## Task goal
Write out every single entry exactly.

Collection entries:
- - -

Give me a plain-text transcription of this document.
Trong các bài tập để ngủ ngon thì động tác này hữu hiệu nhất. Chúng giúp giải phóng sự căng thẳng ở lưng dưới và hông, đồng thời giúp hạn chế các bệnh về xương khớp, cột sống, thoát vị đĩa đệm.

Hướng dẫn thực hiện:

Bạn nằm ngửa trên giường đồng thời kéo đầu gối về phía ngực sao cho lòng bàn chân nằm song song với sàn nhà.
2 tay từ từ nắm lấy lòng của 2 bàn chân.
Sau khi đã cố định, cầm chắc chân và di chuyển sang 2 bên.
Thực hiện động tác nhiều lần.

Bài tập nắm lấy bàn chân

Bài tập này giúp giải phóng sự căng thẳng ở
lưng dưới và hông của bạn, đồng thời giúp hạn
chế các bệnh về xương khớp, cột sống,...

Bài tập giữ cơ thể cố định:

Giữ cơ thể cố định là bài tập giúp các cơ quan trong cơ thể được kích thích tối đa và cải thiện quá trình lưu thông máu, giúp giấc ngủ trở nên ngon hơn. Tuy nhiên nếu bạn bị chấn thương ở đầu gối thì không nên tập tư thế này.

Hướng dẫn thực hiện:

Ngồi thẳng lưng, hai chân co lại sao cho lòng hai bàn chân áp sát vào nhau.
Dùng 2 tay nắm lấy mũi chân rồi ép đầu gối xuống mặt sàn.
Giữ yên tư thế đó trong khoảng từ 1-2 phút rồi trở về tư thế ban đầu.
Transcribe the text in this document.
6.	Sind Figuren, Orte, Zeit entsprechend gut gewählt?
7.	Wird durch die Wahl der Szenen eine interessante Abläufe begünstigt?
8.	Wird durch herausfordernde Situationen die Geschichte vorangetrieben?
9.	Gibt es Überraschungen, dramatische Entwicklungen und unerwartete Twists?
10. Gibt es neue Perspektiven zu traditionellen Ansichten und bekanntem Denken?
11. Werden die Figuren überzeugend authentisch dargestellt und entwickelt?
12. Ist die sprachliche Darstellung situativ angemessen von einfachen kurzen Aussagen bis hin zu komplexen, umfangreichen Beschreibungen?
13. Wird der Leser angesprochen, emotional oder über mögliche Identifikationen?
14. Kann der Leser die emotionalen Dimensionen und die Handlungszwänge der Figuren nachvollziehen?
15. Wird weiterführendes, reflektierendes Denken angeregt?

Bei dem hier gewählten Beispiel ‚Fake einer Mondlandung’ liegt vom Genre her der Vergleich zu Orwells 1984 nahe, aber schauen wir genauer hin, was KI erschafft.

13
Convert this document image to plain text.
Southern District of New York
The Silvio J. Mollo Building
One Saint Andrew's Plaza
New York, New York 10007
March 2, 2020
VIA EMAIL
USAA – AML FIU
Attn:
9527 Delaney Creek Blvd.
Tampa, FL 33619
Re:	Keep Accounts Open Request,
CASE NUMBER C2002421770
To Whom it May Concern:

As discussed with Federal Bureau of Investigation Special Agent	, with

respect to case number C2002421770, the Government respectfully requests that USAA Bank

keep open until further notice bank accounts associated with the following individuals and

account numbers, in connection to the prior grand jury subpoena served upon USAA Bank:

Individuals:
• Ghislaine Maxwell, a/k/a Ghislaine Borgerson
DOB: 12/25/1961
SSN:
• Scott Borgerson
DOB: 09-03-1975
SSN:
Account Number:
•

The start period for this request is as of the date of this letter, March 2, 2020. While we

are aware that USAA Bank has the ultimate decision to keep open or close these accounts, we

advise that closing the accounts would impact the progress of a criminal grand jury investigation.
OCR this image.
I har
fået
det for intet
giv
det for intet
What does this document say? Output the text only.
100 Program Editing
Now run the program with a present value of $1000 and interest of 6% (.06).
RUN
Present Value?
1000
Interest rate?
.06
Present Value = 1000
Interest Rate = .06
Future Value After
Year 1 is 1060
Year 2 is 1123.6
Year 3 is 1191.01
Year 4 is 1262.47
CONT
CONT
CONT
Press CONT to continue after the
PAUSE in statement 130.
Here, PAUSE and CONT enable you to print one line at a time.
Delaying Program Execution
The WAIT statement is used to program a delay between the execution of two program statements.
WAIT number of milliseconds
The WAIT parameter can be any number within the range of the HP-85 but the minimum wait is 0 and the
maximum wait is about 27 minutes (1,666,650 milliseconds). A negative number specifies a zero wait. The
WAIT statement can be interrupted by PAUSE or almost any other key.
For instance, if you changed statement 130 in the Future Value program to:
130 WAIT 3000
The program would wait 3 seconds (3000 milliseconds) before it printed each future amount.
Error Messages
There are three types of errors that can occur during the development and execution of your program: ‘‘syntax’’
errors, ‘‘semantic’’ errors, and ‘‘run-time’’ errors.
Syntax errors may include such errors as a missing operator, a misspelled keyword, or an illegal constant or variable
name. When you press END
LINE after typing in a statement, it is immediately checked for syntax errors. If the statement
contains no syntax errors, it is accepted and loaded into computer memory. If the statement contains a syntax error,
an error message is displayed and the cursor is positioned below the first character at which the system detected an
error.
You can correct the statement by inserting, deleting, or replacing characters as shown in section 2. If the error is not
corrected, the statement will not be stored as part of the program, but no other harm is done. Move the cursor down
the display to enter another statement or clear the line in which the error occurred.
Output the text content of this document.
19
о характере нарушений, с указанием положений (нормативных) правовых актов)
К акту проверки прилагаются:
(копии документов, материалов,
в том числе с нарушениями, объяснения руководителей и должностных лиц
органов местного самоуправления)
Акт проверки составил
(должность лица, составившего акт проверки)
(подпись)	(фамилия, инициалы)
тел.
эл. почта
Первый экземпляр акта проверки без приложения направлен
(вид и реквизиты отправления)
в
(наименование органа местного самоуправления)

- - -

## Solution
Give me a plain-text transcription of this document.
Trong các bài tập để ngủ ngon thì động tác này hữu hiệu nhất. Chúng giúp giải phóng sự căng thẳng ở lưng dưới và hông, đồng thời giúp hạn chế các bệnh về xương khớp, cột sống, thoát vị đĩa đệm.

Hướng dẫn thực hiện:

Bạn nằm ngửa trên giường đồng thời kéo đầu gối về phía ngực sao cho lòng bàn chân nằm song song với sàn nhà.
2 tay từ từ nắm lấy lòng của 2 bàn chân.
Sau khi đã cố định, cầm chắc chân và di chuyển sang 2 bên.
Thực hiện động tác nhiều lần.

Bài tập nắm lấy bàn chân

Bài tập này giúp giải phóng sự căng thẳng ở
lưng dưới và hông của bạn, đồng thời giúp hạn
chế các bệnh về xương khớp, cột sống,...

Bài tập giữ cơ thể cố định:

Giữ cơ thể cố định là bài tập giúp các cơ quan trong cơ thể được kích thích tối đa và cải thiện quá trình lưu thông máu, giúp giấc ngủ trở nên ngon hơn. Tuy nhiên nếu bạn bị chấn thương ở đầu gối thì không nên tập tư thế này.

Hướng dẫn thực hiện:

Ngồi thẳng lưng, hai chân co lại sao cho lòng hai bàn chân áp sát vào nhau.
Dùng 2 tay nắm lấy mũi chân rồi ép đầu gối xuống mặt sàn.
Giữ yên tư thế đó trong khoảng từ 1-2 phút rồi trở về tư thế ban đầu.
Transcribe the text in this document.
6.	Sind Figuren, Orte, Zeit entsprechend gut gewählt?
7.	Wird durch die Wahl der Szenen eine interessante Abläufe begünstigt?
8.	Wird durch herausfordernde Situationen die Geschichte vorangetrieben?
9.	Gibt es Überraschungen, dramatische Entwicklungen und unerwartete Twists?
10. Gibt es neue Perspektiven zu traditionellen Ansichten und bekanntem Denken?
11. Werden die Figuren überzeugend authentisch dargestellt und entwickelt?
12. Ist die sprachliche Darstellung situativ angemessen von einfachen kurzen Aussagen bis hin zu komplexen, umfangreichen Beschreibungen?
13. Wird der Leser angesprochen, emotional oder über mögliche Identifikationen?
14. Kann der Leser die emotionalen Dimensionen und die Handlungszwänge der Figuren nachvollziehen?
15. Wird weiterführendes, reflektierendes Denken angeregt?

Bei dem hier gewählten Beispiel ‚Fake einer Mondlandung’ liegt vom Genre her der Vergleich zu Orwells 1984 nahe, aber schauen wir genauer hin, was KI erschafft.

13
Convert this document image to plain text.
Southern District of New York
The Silvio J. Mollo Building
One Saint Andrew's Plaza
New York, New York 10007
March 2, 2020
VIA EMAIL
USAA – AML FIU
Attn:
9527 Delaney Creek Blvd.
Tampa, FL 33619
Re:	Keep Accounts Open Request,
CASE NUMBER C2002421770
To Whom it May Concern:

As discussed with Federal Bureau of Investigation Special Agent	, with

respect to case number C2002421770, the Government respectfully requests that USAA Bank

keep open until further notice bank accounts associated with the following individuals and

account numbers, in connection to the prior grand jury subpoena served upon USAA Bank:

Individuals:
• Ghislaine Maxwell, a/k/a Ghislaine Borgerson
DOB: 12/25/1961
SSN:
• Scott Borgerson
DOB: 09-03-1975
SSN:
Account Number:
•

The start period for this request is as of the date of this letter, March 2, 2020. While we

are aware that USAA Bank has the ultimate decision to keep open or close these accounts, we

advise that closing the accounts would impact the progress of a criminal grand jury investigation.
OCR this image.
I har
fået
det for intet
giv
det for intet
What does this document say? Output the text only.
100 Program Editing
Now run the program with a present value of $1000 and interest of 6% (.06).
RUN
Present Value?
1000
Interest rate?
.06
Present Value = 1000
Interest Rate = .06
Future Value After
Year 1 is 1060
Year 2 is 1123.6
Year 3 is 1191.01
Year 4 is 1262.47
CONT
CONT
CONT
Press CONT to continue after the
PAUSE in statement 130.
Here, PAUSE and CONT enable you to print one line at a time.
Delaying Program Execution
The WAIT statement is used to program a delay between the execution of two program statements.
WAIT number of milliseconds
The WAIT parameter can be any number within the range of the HP-85 but the minimum wait is 0 and the
maximum wait is about 27 minutes (1,666,650 milliseconds). A negative number specifies a zero wait. The
WAIT statement can be interrupted by PAUSE or almost any other key.
For instance, if you changed statement 130 in the Future Value program to:
130 WAIT 3000
The program would wait 3 seconds (3000 milliseconds) before it printed each future amount.
Error Messages
There are three types of errors that can occur during the development and execution of your program: ‘‘syntax’’
errors, ‘‘semantic’’ errors, and ‘‘run-time’’ errors.
Syntax errors may include such errors as a missing operator, a misspelled keyword, or an illegal constant or variable
name. When you press END
LINE after typing in a statement, it is immediately checked for syntax errors. If the statement
contains no syntax errors, it is accepted and loaded into computer memory. If the statement contains a syntax error,
an error message is displayed and the cursor is positioned below the first character at which the system detected an
error.
You can correct the statement by inserting, deleting, or replacing characters as shown in section 2. If the error is not
corrected, the statement will not be stored as part of the program, but no other harm is done. Move the cursor down
the display to enter another statement or clear the line in which the error occurred.
Output the text content of this document.
19
о характере нарушений, с указанием положений (нормативных) правовых актов)
К акту проверки прилагаются:
(копии документов, материалов,
в том числе с нарушениями, объяснения руководителей и должностных лиц
органов местного самоуправления)
Акт проверки составил
(должность лица, составившего акт проверки)
(подпись)	(фамилия, инициалы)
тел.
эл. почта
Первый экземпляр акта проверки без приложения направлен
(вид и реквизиты отправления)
в
(наименование органа местного самоуправления)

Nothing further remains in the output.